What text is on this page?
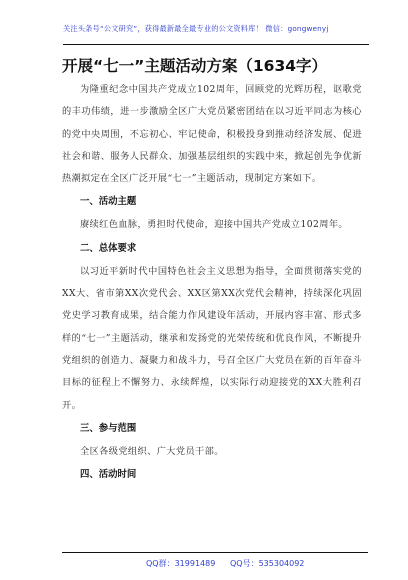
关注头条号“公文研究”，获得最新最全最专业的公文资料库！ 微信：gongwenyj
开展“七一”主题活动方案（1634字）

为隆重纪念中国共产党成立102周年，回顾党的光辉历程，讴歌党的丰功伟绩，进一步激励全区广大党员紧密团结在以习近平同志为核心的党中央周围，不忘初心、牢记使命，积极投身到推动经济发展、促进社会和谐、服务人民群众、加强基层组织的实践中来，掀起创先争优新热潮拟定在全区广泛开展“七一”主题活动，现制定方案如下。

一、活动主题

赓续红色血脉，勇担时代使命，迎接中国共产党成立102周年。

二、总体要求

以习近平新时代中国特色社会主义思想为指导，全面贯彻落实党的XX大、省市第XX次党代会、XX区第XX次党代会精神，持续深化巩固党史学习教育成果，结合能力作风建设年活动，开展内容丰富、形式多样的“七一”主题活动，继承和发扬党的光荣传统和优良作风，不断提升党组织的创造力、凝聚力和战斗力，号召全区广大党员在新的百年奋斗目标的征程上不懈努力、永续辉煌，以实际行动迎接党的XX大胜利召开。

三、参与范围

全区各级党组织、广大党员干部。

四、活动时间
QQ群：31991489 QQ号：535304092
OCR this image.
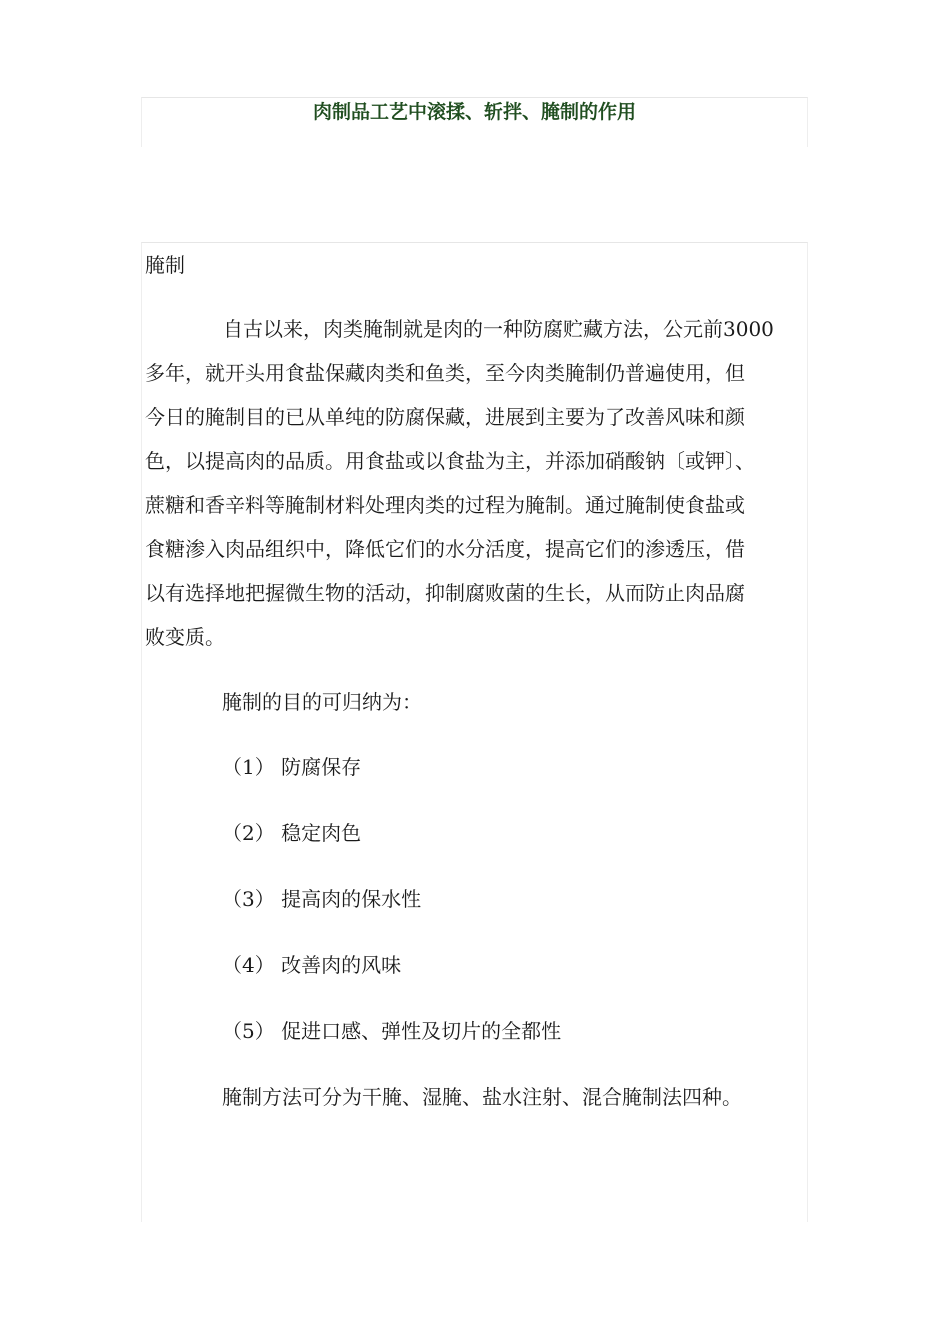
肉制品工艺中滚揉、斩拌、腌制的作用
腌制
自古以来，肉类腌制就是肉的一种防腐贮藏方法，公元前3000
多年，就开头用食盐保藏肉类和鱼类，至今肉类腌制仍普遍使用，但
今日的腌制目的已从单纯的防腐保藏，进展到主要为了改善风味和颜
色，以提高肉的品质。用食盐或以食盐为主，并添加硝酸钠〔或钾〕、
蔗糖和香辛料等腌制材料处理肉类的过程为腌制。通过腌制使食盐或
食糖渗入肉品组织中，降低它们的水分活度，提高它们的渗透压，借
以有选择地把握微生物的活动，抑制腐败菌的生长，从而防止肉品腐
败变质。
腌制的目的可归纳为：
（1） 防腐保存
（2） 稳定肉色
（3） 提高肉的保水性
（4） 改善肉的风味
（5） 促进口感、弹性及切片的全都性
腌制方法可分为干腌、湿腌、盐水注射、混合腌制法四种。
* * * * * * *
_WORK TO BE COMPLETED_: Omit the pictures. Output every record above word for word.

_WORKED SOLUTION_:
What text is on this page?
关注头条号“公文研究”，获得最新最全最专业的公文资料库！ 微信：gongwenyj
开展“七一”主题活动方案（1634字）

为隆重纪念中国共产党成立102周年，回顾党的光辉历程，讴歌党的丰功伟绩，进一步激励全区广大党员紧密团结在以习近平同志为核心的党中央周围，不忘初心、牢记使命，积极投身到推动经济发展、促进社会和谐、服务人民群众、加强基层组织的实践中来，掀起创先争优新热潮拟定在全区广泛开展“七一”主题活动，现制定方案如下。

一、活动主题

赓续红色血脉，勇担时代使命，迎接中国共产党成立102周年。

二、总体要求

以习近平新时代中国特色社会主义思想为指导，全面贯彻落实党的XX大、省市第XX次党代会、XX区第XX次党代会精神，持续深化巩固党史学习教育成果，结合能力作风建设年活动，开展内容丰富、形式多样的“七一”主题活动，继承和发扬党的光荣传统和优良作风，不断提升党组织的创造力、凝聚力和战斗力，号召全区广大党员在新的百年奋斗目标的征程上不懈努力、永续辉煌，以实际行动迎接党的XX大胜利召开。

三、参与范围

全区各级党组织、广大党员干部。

四、活动时间
QQ群：31991489 QQ号：535304092
OCR this image.
肉制品工艺中滚揉、斩拌、腌制的作用
腌制
自古以来，肉类腌制就是肉的一种防腐贮藏方法，公元前3000
多年，就开头用食盐保藏肉类和鱼类，至今肉类腌制仍普遍使用，但
今日的腌制目的已从单纯的防腐保藏，进展到主要为了改善风味和颜
色，以提高肉的品质。用食盐或以食盐为主，并添加硝酸钠〔或钾〕、
蔗糖和香辛料等腌制材料处理肉类的过程为腌制。通过腌制使食盐或
食糖渗入肉品组织中，降低它们的水分活度，提高它们的渗透压，借
以有选择地把握微生物的活动，抑制腐败菌的生长，从而防止肉品腐
败变质。
腌制的目的可归纳为：
（1） 防腐保存
（2） 稳定肉色
（3） 提高肉的保水性
（4） 改善肉的风味
（5） 促进口感、弹性及切片的全都性
腌制方法可分为干腌、湿腌、盐水注射、混合腌制法四种。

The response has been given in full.